→ Entries supplied
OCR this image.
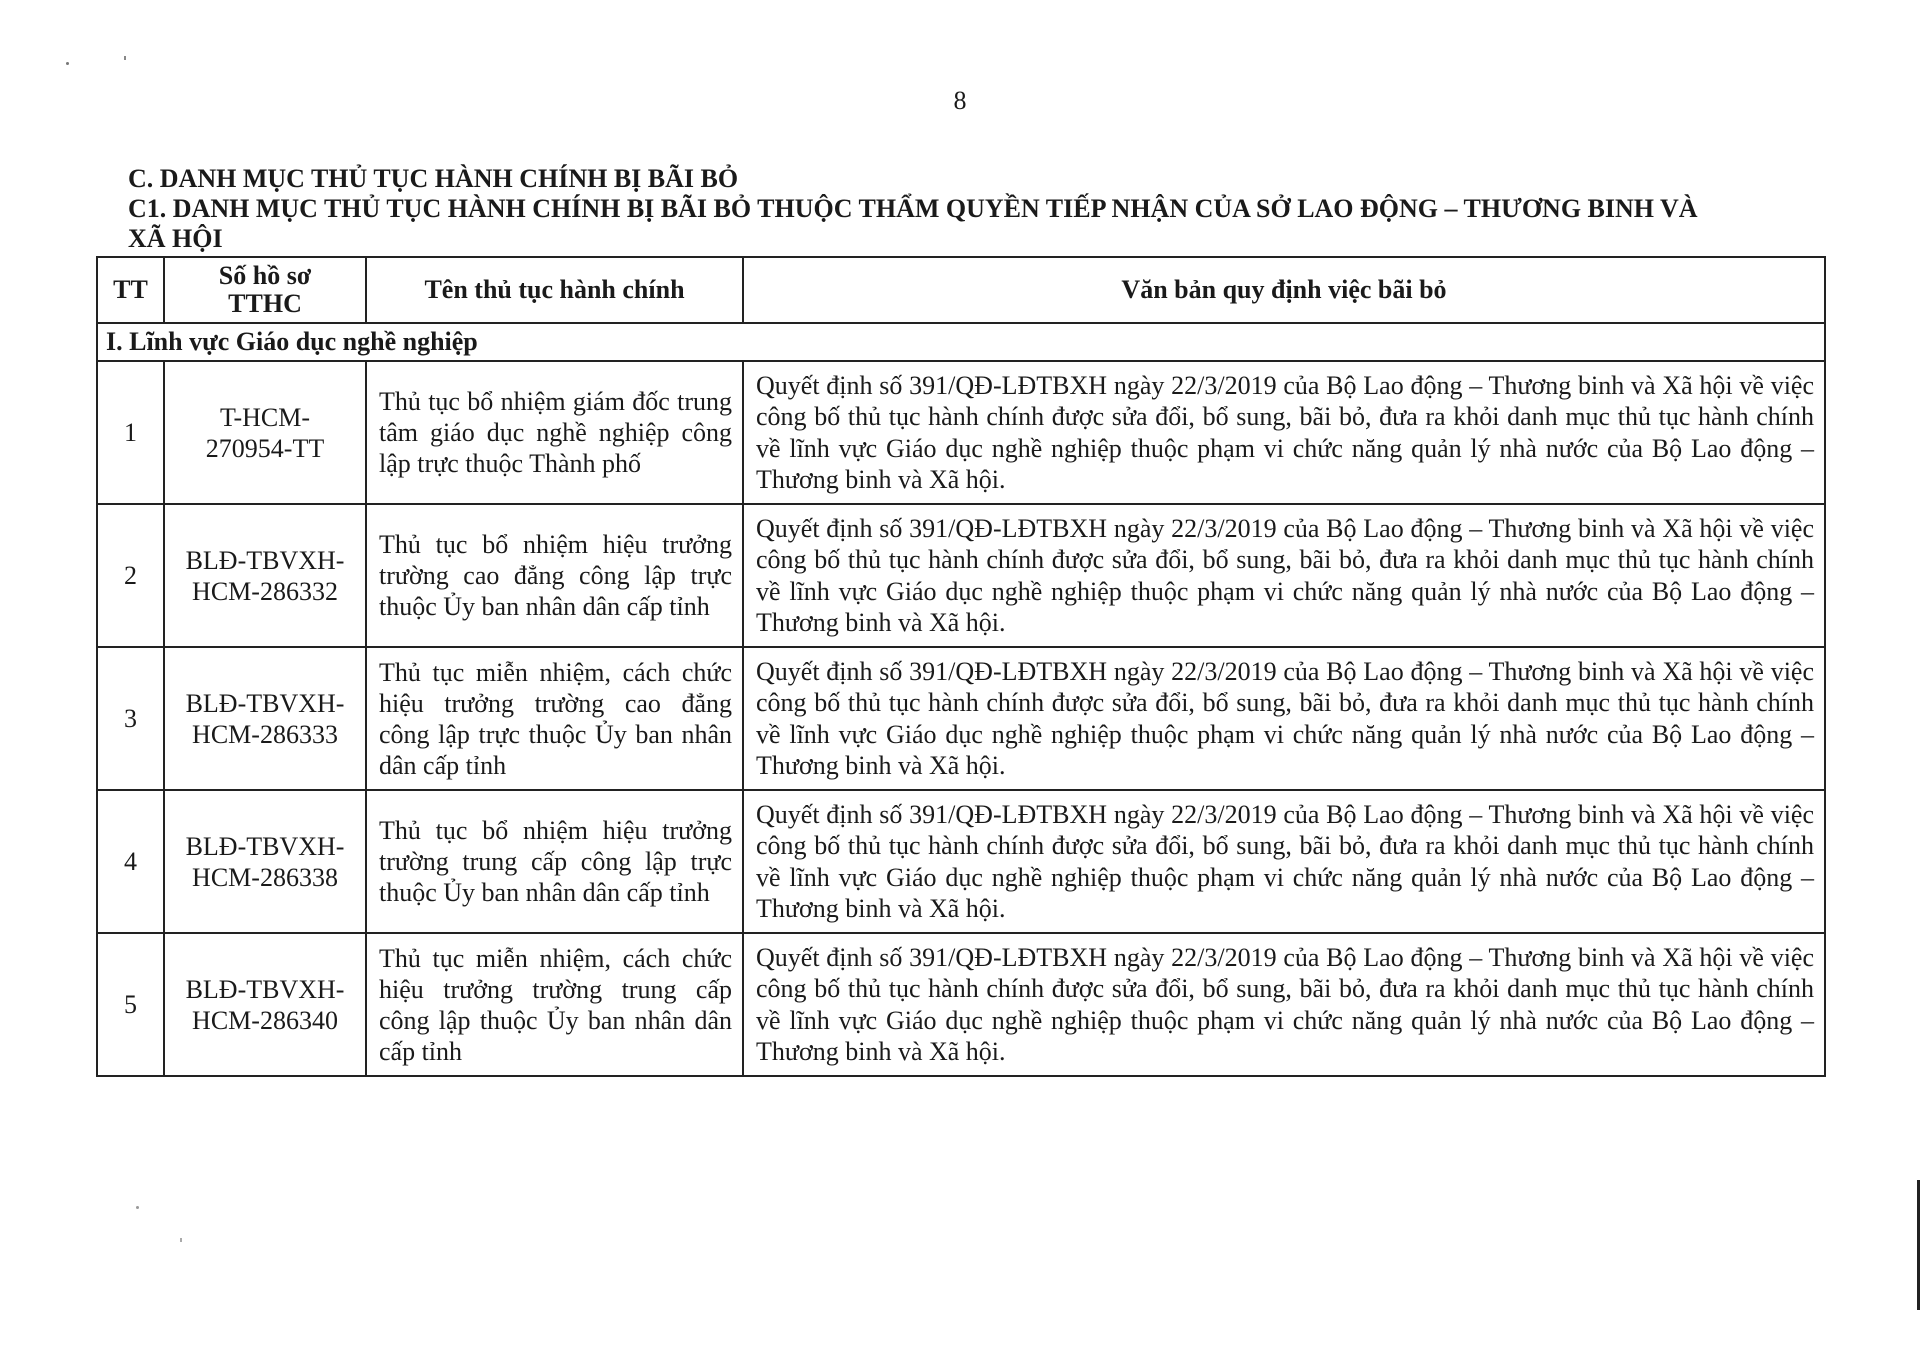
8
C. DANH MỤC THỦ TỤC HÀNH CHÍNH BỊ BÃI BỎ
C1. DANH MỤC THỦ TỤC HÀNH CHÍNH BỊ BÃI BỎ THUỘC THẨM QUYỀN TIẾP NHẬN CỦA SỞ LAO ĐỘNG – THƯƠNG BINH VÀ
XÃ HỘI
TT	Số hồ sơ TTHC	Tên thủ tục hành chính	Văn bản quy định việc bãi bỏ
I. Lĩnh vực Giáo dục nghề nghiệp			
1	T-HCM-270954-TT	Thủ tục bổ nhiệm giám đốc trung tâm giáo dục nghề nghiệp công lập trực thuộc Thành phố	Quyết định số 391/QĐ-LĐTBXH ngày 22/3/2019 của Bộ Lao động – Thương binh và Xã hội về việc công bố thủ tục hành chính được sửa đổi, bổ sung, bãi bỏ, đưa ra khỏi danh mục thủ tục hành chính về lĩnh vực Giáo dục nghề nghiệp thuộc phạm vi chức năng quản lý nhà nước của Bộ Lao động – Thương binh và Xã hội.
2	BLĐ-TBVXH-HCM-286332	Thủ tục bổ nhiệm hiệu trưởng trường cao đẳng công lập trực thuộc Ủy ban nhân dân cấp tỉnh	Quyết định số 391/QĐ-LĐTBXH ngày 22/3/2019 của Bộ Lao động – Thương binh và Xã hội về việc công bố thủ tục hành chính được sửa đổi, bổ sung, bãi bỏ, đưa ra khỏi danh mục thủ tục hành chính về lĩnh vực Giáo dục nghề nghiệp thuộc phạm vi chức năng quản lý nhà nước của Bộ Lao động – Thương binh và Xã hội.
3	BLĐ-TBVXH-HCM-286333	Thủ tục miễn nhiệm, cách chức hiệu trưởng trường cao đẳng công lập trực thuộc Ủy ban nhân dân cấp tỉnh	Quyết định số 391/QĐ-LĐTBXH ngày 22/3/2019 của Bộ Lao động – Thương binh và Xã hội về việc công bố thủ tục hành chính được sửa đổi, bổ sung, bãi bỏ, đưa ra khỏi danh mục thủ tục hành chính về lĩnh vực Giáo dục nghề nghiệp thuộc phạm vi chức năng quản lý nhà nước của Bộ Lao động – Thương binh và Xã hội.
4	BLĐ-TBVXH-HCM-286338	Thủ tục bổ nhiệm hiệu trưởng trường trung cấp công lập trực thuộc Ủy ban nhân dân cấp tỉnh	Quyết định số 391/QĐ-LĐTBXH ngày 22/3/2019 của Bộ Lao động – Thương binh và Xã hội về việc công bố thủ tục hành chính được sửa đổi, bổ sung, bãi bỏ, đưa ra khỏi danh mục thủ tục hành chính về lĩnh vực Giáo dục nghề nghiệp thuộc phạm vi chức năng quản lý nhà nước của Bộ Lao động – Thương binh và Xã hội.
5	BLĐ-TBVXH-HCM-286340	Thủ tục miễn nhiệm, cách chức hiệu trưởng trường trung cấp công lập thuộc Ủy ban nhân dân cấp tỉnh	Quyết định số 391/QĐ-LĐTBXH ngày 22/3/2019 của Bộ Lao động – Thương binh và Xã hội về việc công bố thủ tục hành chính được sửa đổi, bổ sung, bãi bỏ, đưa ra khỏi danh mục thủ tục hành chính về lĩnh vực Giáo dục nghề nghiệp thuộc phạm vi chức năng quản lý nhà nước của Bộ Lao động – Thương binh và Xã hội.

→ What is being asked
Find all lines with "miễn" in them and copy each one.

→ Correct answer
3	BLĐ-TBVXH-HCM-286333	Thủ tục miễn nhiệm, cách chức hiệu trưởng trường cao đẳng công lập trực thuộc Ủy ban nhân dân cấp tỉnh	Quyết định số 391/QĐ-LĐTBXH ngày 22/3/2019 của Bộ Lao động – Thương binh và Xã hội về việc công bố thủ tục hành chính được sửa đổi, bổ sung, bãi bỏ, đưa ra khỏi danh mục thủ tục hành chính về lĩnh vực Giáo dục nghề nghiệp thuộc phạm vi chức năng quản lý nhà nước của Bộ Lao động – Thương binh và Xã hội.
5	BLĐ-TBVXH-HCM-286340	Thủ tục miễn nhiệm, cách chức hiệu trưởng trường trung cấp công lập thuộc Ủy ban nhân dân cấp tỉnh	Quyết định số 391/QĐ-LĐTBXH ngày 22/3/2019 của Bộ Lao động – Thương binh và Xã hội về việc công bố thủ tục hành chính được sửa đổi, bổ sung, bãi bỏ, đưa ra khỏi danh mục thủ tục hành chính về lĩnh vực Giáo dục nghề nghiệp thuộc phạm vi chức năng quản lý nhà nước của Bộ Lao động – Thương binh và Xã hội.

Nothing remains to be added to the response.